**OBJECTIVE**.
Copy all records verbatim.

**RECORDS FOR THIS TASK**.
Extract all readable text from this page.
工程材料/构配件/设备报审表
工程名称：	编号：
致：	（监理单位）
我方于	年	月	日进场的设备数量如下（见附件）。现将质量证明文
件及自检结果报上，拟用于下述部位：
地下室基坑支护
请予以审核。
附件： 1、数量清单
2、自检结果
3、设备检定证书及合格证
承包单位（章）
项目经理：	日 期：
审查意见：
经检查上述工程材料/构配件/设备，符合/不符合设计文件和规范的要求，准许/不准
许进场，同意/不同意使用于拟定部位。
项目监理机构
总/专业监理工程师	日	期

**IN RESPONSE**.
Extract all readable text from this page.
工程材料/构配件/设备报审表
工程名称：	编号：
致：	（监理单位）
我方于	年	月	日进场的设备数量如下（见附件）。现将质量证明文
件及自检结果报上，拟用于下述部位：
地下室基坑支护
请予以审核。
附件： 1、数量清单
2、自检结果
3、设备检定证书及合格证
承包单位（章）
项目经理：	日 期：
审查意见：
经检查上述工程材料/构配件/设备，符合/不符合设计文件和规范的要求，准许/不准
许进场，同意/不同意使用于拟定部位。
项目监理机构
总/专业监理工程师	日	期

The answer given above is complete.